TASKS TO CARRY OUT -
A – In the passage on Trump and hydroxychloroquine, could you give the stretch that opens with the words "Krugman isn’t the" and closes with "could be dangerous.", changing "program" to "show"?
B – How would you put this sentence from the passage on Trump and hydroxychloroquine into Spanish: "Trump has been aggressively pushing hydroxychloroquine as a possible treatment for coronavirus."

SELECTED EXTRACT -
Krugman isn’t the only one to express doubts about whether or not Trump is really taking hydroxychloroquine. Never Trump conservative Joe Scarborough, on his MSNBC program “Morning Joe,” stressed that he doesn’t believe Trump is telling the truth and — like Krugman — slammed him for promoting something that could be dangerous.

Trump has been aggressively pushing hydroxychloroquine as a possible treatment for coronavirus. And Krugman, in his Twitter thread, explains why he believes that Trump would claim to be taking it every day even if he isn’t.

“Why would he say — and possibly, maybe, do — that?,” Krugman writes. “It’s a treatment for his severe case of infallibitis — inability to admit mistakes.”

THE DATA -
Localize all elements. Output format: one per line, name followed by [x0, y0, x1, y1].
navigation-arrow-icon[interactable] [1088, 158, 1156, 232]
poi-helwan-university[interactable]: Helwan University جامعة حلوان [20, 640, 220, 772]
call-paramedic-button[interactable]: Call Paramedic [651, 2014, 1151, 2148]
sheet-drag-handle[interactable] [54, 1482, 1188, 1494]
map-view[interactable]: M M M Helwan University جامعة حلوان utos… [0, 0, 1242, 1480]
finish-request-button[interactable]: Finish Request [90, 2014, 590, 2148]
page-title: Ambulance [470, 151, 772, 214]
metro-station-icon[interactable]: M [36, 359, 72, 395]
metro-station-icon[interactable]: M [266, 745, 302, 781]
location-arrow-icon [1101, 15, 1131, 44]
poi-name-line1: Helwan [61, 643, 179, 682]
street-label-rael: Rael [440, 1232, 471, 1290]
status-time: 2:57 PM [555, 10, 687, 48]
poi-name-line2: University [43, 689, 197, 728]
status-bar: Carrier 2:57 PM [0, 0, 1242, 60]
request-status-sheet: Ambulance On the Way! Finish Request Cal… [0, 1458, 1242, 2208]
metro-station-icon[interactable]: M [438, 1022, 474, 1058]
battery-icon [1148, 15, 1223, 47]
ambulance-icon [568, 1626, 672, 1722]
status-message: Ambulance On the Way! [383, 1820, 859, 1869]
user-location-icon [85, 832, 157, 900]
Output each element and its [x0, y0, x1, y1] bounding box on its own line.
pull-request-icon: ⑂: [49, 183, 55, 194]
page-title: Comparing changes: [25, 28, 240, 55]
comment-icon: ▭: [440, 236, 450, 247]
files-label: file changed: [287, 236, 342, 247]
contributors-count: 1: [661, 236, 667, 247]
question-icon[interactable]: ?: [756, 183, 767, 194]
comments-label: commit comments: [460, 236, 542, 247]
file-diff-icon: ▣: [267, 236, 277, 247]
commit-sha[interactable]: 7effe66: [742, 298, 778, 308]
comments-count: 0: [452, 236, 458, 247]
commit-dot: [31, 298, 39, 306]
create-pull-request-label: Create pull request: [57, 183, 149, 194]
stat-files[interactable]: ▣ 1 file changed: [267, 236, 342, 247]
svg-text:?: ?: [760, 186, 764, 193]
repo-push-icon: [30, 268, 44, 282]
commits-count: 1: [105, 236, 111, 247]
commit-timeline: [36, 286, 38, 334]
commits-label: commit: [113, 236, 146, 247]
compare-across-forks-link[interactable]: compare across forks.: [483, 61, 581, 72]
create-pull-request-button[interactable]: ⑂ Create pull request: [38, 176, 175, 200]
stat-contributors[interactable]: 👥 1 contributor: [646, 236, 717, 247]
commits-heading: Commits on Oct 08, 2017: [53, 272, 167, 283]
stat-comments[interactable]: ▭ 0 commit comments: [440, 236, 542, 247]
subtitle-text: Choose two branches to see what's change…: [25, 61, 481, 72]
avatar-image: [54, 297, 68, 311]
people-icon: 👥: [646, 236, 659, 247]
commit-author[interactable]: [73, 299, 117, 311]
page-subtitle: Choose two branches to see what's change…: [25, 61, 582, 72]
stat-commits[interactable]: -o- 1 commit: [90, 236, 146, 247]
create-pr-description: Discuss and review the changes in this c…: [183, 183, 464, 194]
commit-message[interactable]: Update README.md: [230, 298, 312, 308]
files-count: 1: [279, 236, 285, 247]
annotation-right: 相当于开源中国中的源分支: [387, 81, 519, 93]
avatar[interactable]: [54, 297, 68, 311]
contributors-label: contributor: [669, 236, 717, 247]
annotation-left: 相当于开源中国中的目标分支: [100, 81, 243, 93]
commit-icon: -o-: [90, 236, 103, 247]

LIST OF SOLUTIONS -
A –
Krugman isn’t the only one to express doubts about whether or not Trump is really taking hydroxychloroquine. Never Trump conservative Joe Scarborough, on his MSNBC show “Morning Joe,” stressed that he doesn’t believe Trump is telling the truth and — like Krugman — slammed him for promoting something that could be dangerous.

B – Trump ha estado promoviendo agresivamente la hidroxicloroquina como posible tratamiento para el coronavirus.